╭──

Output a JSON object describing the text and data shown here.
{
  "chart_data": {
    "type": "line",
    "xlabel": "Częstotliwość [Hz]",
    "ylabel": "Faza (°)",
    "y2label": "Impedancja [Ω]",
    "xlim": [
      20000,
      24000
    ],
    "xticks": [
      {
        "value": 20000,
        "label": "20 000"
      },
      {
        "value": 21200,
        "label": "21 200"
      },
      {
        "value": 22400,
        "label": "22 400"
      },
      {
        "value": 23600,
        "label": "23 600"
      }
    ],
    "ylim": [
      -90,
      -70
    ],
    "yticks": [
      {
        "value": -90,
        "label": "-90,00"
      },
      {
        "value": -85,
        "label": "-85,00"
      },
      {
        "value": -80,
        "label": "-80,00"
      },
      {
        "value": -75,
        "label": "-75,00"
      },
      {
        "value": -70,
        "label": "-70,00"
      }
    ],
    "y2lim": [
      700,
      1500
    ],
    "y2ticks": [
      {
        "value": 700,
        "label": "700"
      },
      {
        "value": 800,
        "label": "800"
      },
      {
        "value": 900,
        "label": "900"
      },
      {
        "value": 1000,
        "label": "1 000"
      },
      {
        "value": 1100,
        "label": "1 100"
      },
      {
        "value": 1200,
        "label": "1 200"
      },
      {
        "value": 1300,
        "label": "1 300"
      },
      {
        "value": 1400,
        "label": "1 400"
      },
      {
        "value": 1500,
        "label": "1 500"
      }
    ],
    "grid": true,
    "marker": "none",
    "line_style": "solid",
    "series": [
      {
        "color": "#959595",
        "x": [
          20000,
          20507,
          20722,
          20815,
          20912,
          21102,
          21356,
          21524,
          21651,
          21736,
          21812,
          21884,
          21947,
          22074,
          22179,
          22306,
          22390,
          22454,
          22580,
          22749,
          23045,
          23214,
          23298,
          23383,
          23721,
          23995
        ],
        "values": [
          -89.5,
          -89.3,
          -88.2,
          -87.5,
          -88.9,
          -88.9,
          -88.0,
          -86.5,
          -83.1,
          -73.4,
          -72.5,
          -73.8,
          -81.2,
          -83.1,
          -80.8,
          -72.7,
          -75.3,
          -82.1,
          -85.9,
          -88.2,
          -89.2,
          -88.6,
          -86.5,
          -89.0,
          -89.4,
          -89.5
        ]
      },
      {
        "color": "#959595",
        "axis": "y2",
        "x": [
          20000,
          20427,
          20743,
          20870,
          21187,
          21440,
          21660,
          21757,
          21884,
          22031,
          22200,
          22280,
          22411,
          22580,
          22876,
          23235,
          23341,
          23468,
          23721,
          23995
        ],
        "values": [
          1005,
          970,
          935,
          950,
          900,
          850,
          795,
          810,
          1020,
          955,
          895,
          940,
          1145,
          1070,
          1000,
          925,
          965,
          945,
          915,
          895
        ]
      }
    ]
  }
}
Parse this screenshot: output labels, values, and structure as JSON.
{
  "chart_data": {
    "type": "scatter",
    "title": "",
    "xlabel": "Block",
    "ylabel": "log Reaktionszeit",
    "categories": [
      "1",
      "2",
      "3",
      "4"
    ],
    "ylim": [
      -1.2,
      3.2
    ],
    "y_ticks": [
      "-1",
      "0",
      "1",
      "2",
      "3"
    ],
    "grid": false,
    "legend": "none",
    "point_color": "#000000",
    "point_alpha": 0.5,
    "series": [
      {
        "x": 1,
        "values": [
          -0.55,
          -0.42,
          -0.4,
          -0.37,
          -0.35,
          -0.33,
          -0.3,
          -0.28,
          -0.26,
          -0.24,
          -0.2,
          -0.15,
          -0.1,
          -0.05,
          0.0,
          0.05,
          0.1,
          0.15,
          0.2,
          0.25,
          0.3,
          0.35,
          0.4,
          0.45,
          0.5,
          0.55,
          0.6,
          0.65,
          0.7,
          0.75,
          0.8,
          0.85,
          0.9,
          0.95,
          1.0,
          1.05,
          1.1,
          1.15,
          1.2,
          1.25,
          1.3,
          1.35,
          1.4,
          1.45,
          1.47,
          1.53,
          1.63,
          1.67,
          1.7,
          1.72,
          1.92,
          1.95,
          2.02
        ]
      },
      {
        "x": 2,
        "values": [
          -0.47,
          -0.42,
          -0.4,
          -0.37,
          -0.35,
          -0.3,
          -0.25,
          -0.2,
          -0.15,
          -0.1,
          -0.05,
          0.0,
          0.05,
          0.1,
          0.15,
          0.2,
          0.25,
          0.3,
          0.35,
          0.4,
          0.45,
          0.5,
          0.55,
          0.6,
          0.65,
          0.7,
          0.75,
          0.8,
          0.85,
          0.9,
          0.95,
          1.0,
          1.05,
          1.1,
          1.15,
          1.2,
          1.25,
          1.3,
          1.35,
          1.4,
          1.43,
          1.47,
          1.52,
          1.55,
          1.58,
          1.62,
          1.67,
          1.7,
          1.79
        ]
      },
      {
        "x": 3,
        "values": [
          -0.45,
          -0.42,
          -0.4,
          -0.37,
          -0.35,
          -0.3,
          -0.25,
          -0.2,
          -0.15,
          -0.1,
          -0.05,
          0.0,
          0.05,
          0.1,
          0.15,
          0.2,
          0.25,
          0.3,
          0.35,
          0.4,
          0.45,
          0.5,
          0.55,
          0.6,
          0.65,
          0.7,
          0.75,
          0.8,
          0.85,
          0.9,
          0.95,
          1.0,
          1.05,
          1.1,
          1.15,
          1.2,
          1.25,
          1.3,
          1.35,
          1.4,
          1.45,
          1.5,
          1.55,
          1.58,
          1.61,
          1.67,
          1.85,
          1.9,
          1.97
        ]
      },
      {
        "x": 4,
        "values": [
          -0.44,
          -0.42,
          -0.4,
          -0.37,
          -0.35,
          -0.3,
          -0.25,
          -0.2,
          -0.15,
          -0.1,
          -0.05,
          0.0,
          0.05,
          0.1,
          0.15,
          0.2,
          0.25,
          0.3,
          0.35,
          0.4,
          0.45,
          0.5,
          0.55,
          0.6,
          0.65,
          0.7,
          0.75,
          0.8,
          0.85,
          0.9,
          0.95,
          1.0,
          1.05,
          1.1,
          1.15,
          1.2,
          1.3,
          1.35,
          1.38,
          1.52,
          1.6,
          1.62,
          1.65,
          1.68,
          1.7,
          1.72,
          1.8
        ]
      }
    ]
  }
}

╰──

Task to complete ::
Repeat the material in full, exactly as it stands.

Task result ::
Output a JSON object describing the text and data shown here.
{
  "chart_data": {
    "type": "line",
    "xlabel": "Częstotliwość [Hz]",
    "ylabel": "Faza (°)",
    "y2label": "Impedancja [Ω]",
    "xlim": [
      20000,
      24000
    ],
    "xticks": [
      {
        "value": 20000,
        "label": "20 000"
      },
      {
        "value": 21200,
        "label": "21 200"
      },
      {
        "value": 22400,
        "label": "22 400"
      },
      {
        "value": 23600,
        "label": "23 600"
      }
    ],
    "ylim": [
      -90,
      -70
    ],
    "yticks": [
      {
        "value": -90,
        "label": "-90,00"
      },
      {
        "value": -85,
        "label": "-85,00"
      },
      {
        "value": -80,
        "label": "-80,00"
      },
      {
        "value": -75,
        "label": "-75,00"
      },
      {
        "value": -70,
        "label": "-70,00"
      }
    ],
    "y2lim": [
      700,
      1500
    ],
    "y2ticks": [
      {
        "value": 700,
        "label": "700"
      },
      {
        "value": 800,
        "label": "800"
      },
      {
        "value": 900,
        "label": "900"
      },
      {
        "value": 1000,
        "label": "1 000"
      },
      {
        "value": 1100,
        "label": "1 100"
      },
      {
        "value": 1200,
        "label": "1 200"
      },
      {
        "value": 1300,
        "label": "1 300"
      },
      {
        "value": 1400,
        "label": "1 400"
      },
      {
        "value": 1500,
        "label": "1 500"
      }
    ],
    "grid": true,
    "marker": "none",
    "line_style": "solid",
    "series": [
      {
        "color": "#959595",
        "x": [
          20000,
          20507,
          20722,
          20815,
          20912,
          21102,
          21356,
          21524,
          21651,
          21736,
          21812,
          21884,
          21947,
          22074,
          22179,
          22306,
          22390,
          22454,
          22580,
          22749,
          23045,
          23214,
          23298,
          23383,
          23721,
          23995
        ],
        "values": [
          -89.5,
          -89.3,
          -88.2,
          -87.5,
          -88.9,
          -88.9,
          -88.0,
          -86.5,
          -83.1,
          -73.4,
          -72.5,
          -73.8,
          -81.2,
          -83.1,
          -80.8,
          -72.7,
          -75.3,
          -82.1,
          -85.9,
          -88.2,
          -89.2,
          -88.6,
          -86.5,
          -89.0,
          -89.4,
          -89.5
        ]
      },
      {
        "color": "#959595",
        "axis": "y2",
        "x": [
          20000,
          20427,
          20743,
          20870,
          21187,
          21440,
          21660,
          21757,
          21884,
          22031,
          22200,
          22280,
          22411,
          22580,
          22876,
          23235,
          23341,
          23468,
          23721,
          23995
        ],
        "values": [
          1005,
          970,
          935,
          950,
          900,
          850,
          795,
          810,
          1020,
          955,
          895,
          940,
          1145,
          1070,
          1000,
          925,
          965,
          945,
          915,
          895
        ]
      }
    ]
  }
}
Parse this screenshot: output labels, values, and structure as JSON.
{
  "chart_data": {
    "type": "scatter",
    "title": "",
    "xlabel": "Block",
    "ylabel": "log Reaktionszeit",
    "categories": [
      "1",
      "2",
      "3",
      "4"
    ],
    "ylim": [
      -1.2,
      3.2
    ],
    "y_ticks": [
      "-1",
      "0",
      "1",
      "2",
      "3"
    ],
    "grid": false,
    "legend": "none",
    "point_color": "#000000",
    "point_alpha": 0.5,
    "series": [
      {
        "x": 1,
        "values": [
          -0.55,
          -0.42,
          -0.4,
          -0.37,
          -0.35,
          -0.33,
          -0.3,
          -0.28,
          -0.26,
          -0.24,
          -0.2,
          -0.15,
          -0.1,
          -0.05,
          0.0,
          0.05,
          0.1,
          0.15,
          0.2,
          0.25,
          0.3,
          0.35,
          0.4,
          0.45,
          0.5,
          0.55,
          0.6,
          0.65,
          0.7,
          0.75,
          0.8,
          0.85,
          0.9,
          0.95,
          1.0,
          1.05,
          1.1,
          1.15,
          1.2,
          1.25,
          1.3,
          1.35,
          1.4,
          1.45,
          1.47,
          1.53,
          1.63,
          1.67,
          1.7,
          1.72,
          1.92,
          1.95,
          2.02
        ]
      },
      {
        "x": 2,
        "values": [
          -0.47,
          -0.42,
          -0.4,
          -0.37,
          -0.35,
          -0.3,
          -0.25,
          -0.2,
          -0.15,
          -0.1,
          -0.05,
          0.0,
          0.05,
          0.1,
          0.15,
          0.2,
          0.25,
          0.3,
          0.35,
          0.4,
          0.45,
          0.5,
          0.55,
          0.6,
          0.65,
          0.7,
          0.75,
          0.8,
          0.85,
          0.9,
          0.95,
          1.0,
          1.05,
          1.1,
          1.15,
          1.2,
          1.25,
          1.3,
          1.35,
          1.4,
          1.43,
          1.47,
          1.52,
          1.55,
          1.58,
          1.62,
          1.67,
          1.7,
          1.79
        ]
      },
      {
        "x": 3,
        "values": [
          -0.45,
          -0.42,
          -0.4,
          -0.37,
          -0.35,
          -0.3,
          -0.25,
          -0.2,
          -0.15,
          -0.1,
          -0.05,
          0.0,
          0.05,
          0.1,
          0.15,
          0.2,
          0.25,
          0.3,
          0.35,
          0.4,
          0.45,
          0.5,
          0.55,
          0.6,
          0.65,
          0.7,
          0.75,
          0.8,
          0.85,
          0.9,
          0.95,
          1.0,
          1.05,
          1.1,
          1.15,
          1.2,
          1.25,
          1.3,
          1.35,
          1.4,
          1.45,
          1.5,
          1.55,
          1.58,
          1.61,
          1.67,
          1.85,
          1.9,
          1.97
        ]
      },
      {
        "x": 4,
        "values": [
          -0.44,
          -0.42,
          -0.4,
          -0.37,
          -0.35,
          -0.3,
          -0.25,
          -0.2,
          -0.15,
          -0.1,
          -0.05,
          0.0,
          0.05,
          0.1,
          0.15,
          0.2,
          0.25,
          0.3,
          0.35,
          0.4,
          0.45,
          0.5,
          0.55,
          0.6,
          0.65,
          0.7,
          0.75,
          0.8,
          0.85,
          0.9,
          0.95,
          1.0,
          1.05,
          1.1,
          1.15,
          1.2,
          1.3,
          1.35,
          1.38,
          1.52,
          1.6,
          1.62,
          1.65,
          1.68,
          1.7,
          1.72,
          1.8
        ]
      }
    ]
  }
}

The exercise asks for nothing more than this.